* begin Data rows *
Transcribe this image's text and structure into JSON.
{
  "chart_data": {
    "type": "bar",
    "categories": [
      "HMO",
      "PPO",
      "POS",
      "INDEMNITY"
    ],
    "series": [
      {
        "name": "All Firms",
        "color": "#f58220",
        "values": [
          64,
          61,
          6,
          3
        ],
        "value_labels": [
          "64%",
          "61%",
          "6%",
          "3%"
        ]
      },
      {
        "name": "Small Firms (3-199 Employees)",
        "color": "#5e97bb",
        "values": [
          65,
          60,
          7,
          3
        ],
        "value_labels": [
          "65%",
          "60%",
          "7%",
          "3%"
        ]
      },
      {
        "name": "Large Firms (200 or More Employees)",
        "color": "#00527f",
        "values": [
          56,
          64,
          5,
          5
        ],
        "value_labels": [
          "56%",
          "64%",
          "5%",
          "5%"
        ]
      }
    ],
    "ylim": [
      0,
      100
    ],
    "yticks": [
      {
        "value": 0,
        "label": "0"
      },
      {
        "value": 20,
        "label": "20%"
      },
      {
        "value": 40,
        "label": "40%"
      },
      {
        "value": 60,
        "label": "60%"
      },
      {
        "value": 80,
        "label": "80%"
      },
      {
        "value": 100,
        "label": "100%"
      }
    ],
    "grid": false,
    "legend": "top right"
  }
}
* end Data rows *
-- Required work --
Determine how many lines include the string "color". Give no answer but the number.

-- Exercise result --
3